= RECORDS PROVIDED =
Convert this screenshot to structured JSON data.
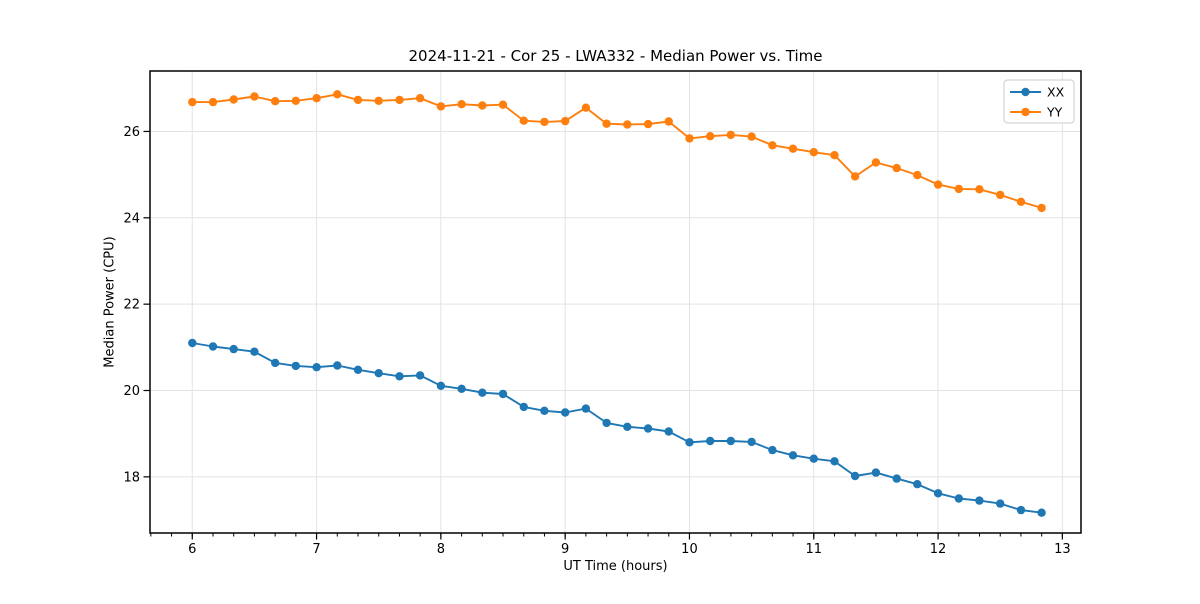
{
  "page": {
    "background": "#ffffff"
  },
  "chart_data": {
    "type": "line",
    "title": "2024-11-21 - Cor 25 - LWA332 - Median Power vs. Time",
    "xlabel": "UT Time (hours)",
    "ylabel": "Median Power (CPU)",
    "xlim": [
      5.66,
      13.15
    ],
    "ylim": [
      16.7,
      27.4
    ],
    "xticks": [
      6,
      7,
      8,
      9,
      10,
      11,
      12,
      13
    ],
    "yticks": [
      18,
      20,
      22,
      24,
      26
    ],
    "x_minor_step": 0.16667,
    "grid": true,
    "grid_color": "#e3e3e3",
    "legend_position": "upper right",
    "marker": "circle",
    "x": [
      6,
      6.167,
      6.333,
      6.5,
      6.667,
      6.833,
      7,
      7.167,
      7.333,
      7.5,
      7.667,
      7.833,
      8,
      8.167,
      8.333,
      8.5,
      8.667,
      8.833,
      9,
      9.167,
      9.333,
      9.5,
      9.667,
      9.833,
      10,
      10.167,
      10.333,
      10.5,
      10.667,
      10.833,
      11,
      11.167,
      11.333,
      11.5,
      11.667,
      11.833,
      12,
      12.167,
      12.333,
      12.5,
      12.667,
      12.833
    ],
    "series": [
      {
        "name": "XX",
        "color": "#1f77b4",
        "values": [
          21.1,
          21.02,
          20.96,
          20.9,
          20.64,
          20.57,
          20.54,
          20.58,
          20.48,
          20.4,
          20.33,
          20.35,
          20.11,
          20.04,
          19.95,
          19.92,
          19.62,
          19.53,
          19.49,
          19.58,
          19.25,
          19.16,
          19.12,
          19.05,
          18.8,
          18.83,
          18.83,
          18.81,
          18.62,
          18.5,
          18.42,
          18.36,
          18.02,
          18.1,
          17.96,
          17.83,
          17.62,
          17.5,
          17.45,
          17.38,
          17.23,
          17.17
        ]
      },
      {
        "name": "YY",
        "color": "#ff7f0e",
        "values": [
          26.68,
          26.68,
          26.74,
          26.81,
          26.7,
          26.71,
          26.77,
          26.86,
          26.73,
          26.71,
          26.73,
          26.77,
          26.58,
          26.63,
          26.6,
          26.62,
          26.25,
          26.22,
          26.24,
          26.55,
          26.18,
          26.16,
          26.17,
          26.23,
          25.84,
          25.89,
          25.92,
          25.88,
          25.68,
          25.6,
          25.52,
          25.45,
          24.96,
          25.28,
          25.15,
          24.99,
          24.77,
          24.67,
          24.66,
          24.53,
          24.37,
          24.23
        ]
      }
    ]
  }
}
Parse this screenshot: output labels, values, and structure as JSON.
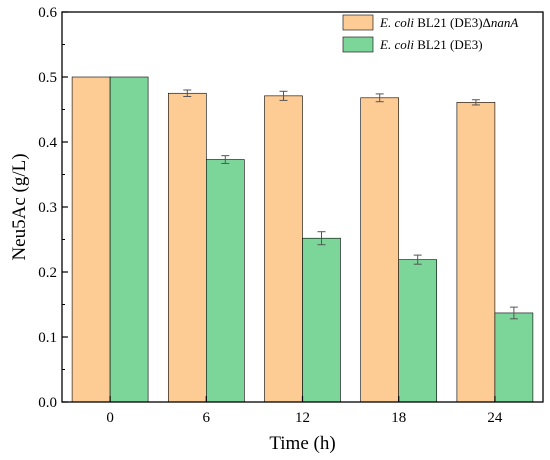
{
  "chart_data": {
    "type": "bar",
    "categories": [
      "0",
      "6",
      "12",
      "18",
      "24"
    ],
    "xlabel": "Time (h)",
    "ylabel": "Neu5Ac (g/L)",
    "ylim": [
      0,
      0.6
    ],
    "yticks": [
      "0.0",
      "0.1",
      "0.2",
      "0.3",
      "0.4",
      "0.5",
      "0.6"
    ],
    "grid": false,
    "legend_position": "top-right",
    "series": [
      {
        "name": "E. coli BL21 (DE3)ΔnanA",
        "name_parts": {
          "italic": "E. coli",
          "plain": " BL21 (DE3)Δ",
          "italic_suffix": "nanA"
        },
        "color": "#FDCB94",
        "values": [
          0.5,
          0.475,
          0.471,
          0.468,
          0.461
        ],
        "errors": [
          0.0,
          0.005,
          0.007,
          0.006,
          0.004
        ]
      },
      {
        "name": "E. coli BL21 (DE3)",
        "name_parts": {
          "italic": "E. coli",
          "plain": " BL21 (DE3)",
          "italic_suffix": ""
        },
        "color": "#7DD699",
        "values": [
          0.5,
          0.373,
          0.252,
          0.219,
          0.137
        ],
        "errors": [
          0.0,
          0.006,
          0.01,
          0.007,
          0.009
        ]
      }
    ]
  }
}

= AIM =
Look above for lines with the word "Median" and copy them all.

= RESULT OF THIS EXERCISE =
    "title": "2024-11-21 - Cor 25 - LWA332 - Median Power vs. Time",
    "ylabel": "Median Power (CPU)",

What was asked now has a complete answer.